## 課題の内容
がんと仕事についての記事から、「国立がん研究センターによると」を含む箇所で始まり「の上昇もあり、さらに増加するとみられる。」の後で終わる部分を、一字も変えずに引用せよ。

生きるは作業のつみかさね

作業をすれば元気になれる!作業療法ノススメ。

働き盛りの女性のがん 時短や在宅勤務、企業も支援

 

がんをどう職場に伝えるか考える

働く人が、がんと診断された場合、職場に伝えるかどうか悩むことも多い。

国立がん研究センターの高橋都・がんサバイバーシップ支援部長は「病気を職場で完全に伏せているのは調査で1割程度。実態はもっと多いだろう」とみる。

病気への偏見や人事評価を懸念し、黙って有給休暇などで治療する人もいれば、離職してしまう場合もある。

 

テルモ、過剰な気遣いなく自然に受け入れ

国立がん研究センターによると、生涯で乳がんになる女性は11人に1人と女性のがんの罹患数トップ。

乳がんと子宮がん(罹患数5位)は20代後半から罹患率が上昇。働き盛りの40代後半から高まり、50代も高い。このことから50代前半までは女性のがんの罹患率が男性を上回る。

「『もう働けない』と思わないで」と語る国立がん研究センターの高橋部長

厚生労働省の健康局が10年の「国民生活基礎調査」から特別集計した結果では、仕事をしながら、がんで通院している人は男性が14.4万人に対し、女性は18.1万人。女性の就業率の上昇もあり、さらに増加するとみられる。

(保存済みエントリ)
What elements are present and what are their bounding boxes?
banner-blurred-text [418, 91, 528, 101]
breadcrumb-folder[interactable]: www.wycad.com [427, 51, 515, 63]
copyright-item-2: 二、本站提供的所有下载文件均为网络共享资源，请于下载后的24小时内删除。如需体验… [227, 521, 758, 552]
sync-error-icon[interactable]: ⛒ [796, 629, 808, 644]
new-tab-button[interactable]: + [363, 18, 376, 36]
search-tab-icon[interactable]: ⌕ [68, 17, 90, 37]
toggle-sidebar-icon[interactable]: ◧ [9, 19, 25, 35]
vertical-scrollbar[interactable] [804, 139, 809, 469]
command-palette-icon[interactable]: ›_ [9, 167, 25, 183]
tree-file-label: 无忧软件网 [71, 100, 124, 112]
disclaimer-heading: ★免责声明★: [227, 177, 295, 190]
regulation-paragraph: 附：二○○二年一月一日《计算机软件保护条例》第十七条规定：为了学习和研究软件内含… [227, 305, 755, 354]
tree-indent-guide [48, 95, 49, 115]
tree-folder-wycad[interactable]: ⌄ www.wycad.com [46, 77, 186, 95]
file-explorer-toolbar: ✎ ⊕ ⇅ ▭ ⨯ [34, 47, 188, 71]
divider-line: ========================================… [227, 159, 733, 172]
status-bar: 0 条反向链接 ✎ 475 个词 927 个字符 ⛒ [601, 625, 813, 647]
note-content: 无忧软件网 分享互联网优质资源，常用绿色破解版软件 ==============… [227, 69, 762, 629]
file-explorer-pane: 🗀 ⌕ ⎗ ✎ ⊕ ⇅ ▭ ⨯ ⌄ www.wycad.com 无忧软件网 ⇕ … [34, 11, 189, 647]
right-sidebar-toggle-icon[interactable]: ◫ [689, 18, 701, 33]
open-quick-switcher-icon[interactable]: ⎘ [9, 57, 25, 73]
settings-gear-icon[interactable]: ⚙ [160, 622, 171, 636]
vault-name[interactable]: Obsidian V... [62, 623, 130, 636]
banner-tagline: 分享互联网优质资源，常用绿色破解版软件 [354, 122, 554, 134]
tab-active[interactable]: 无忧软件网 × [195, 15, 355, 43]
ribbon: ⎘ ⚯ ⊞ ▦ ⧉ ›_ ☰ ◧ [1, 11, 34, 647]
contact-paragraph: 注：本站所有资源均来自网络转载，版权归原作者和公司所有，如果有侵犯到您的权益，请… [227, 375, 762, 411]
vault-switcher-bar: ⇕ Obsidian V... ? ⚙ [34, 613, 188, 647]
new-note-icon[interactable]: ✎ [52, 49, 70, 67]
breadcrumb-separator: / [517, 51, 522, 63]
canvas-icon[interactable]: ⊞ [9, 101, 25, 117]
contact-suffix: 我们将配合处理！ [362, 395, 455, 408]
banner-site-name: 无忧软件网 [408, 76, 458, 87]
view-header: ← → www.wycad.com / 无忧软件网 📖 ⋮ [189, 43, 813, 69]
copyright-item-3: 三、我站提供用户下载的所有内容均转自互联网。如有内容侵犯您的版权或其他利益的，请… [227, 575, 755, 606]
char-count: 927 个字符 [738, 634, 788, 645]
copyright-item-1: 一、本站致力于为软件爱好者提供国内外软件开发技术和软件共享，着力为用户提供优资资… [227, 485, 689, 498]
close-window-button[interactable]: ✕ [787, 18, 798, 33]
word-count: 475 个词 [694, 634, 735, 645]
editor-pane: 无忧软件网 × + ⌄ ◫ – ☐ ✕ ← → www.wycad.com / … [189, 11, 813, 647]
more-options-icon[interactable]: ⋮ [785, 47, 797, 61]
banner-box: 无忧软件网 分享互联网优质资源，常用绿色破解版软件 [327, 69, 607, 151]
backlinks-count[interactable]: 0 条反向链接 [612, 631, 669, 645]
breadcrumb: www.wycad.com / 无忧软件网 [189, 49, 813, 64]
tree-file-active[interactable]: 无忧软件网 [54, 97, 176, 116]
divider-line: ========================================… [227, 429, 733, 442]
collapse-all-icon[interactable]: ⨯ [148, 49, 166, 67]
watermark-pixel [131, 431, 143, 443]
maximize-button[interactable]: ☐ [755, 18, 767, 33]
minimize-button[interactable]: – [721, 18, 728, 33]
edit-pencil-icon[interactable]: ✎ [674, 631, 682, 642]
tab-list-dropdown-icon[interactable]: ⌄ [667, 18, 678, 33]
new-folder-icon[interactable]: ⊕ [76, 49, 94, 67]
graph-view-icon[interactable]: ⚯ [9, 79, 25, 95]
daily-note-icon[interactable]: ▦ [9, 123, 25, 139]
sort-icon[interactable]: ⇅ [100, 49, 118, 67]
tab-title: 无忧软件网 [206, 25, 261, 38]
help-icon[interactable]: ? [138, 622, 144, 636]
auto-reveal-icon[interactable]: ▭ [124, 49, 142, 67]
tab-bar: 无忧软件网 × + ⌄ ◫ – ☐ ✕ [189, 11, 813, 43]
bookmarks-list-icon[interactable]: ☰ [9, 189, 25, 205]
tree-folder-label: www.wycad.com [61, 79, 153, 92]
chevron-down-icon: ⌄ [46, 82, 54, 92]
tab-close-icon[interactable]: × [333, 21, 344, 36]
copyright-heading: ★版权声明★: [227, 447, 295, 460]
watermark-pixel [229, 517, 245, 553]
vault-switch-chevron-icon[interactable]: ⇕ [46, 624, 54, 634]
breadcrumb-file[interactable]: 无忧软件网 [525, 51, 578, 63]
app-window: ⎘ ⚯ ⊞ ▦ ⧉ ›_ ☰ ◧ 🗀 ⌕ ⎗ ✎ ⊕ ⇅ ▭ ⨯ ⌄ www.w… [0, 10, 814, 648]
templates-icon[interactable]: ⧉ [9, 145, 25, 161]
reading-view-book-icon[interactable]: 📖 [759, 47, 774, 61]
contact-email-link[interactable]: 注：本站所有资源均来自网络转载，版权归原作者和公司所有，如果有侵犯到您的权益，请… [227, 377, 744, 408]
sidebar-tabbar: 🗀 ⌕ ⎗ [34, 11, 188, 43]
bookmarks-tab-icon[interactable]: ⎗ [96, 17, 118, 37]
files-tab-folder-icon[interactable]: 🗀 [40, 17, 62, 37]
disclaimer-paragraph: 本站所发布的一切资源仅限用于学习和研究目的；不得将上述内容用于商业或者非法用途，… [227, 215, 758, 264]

## 解答
国立がん研究センターによると、生涯で乳がんになる女性は11人に1人と女性のがんの罹患数トップ。

乳がんと子宮がん(罹患数5位)は20代後半から罹患率が上昇。働き盛りの40代後半から高まり、50代も高い。このことから50代前半までは女性のがんの罹患率が男性を上回る。

「『もう働けない』と思わないで」と語る国立がん研究センターの高橋部長

厚生労働省の健康局が10年の「国民生活基礎調査」から特別集計した結果では、仕事をしながら、がんで通院している人は男性が14.4万人に対し、女性は18.1万人。女性の就業率の上昇もあり、さらに増加するとみられる。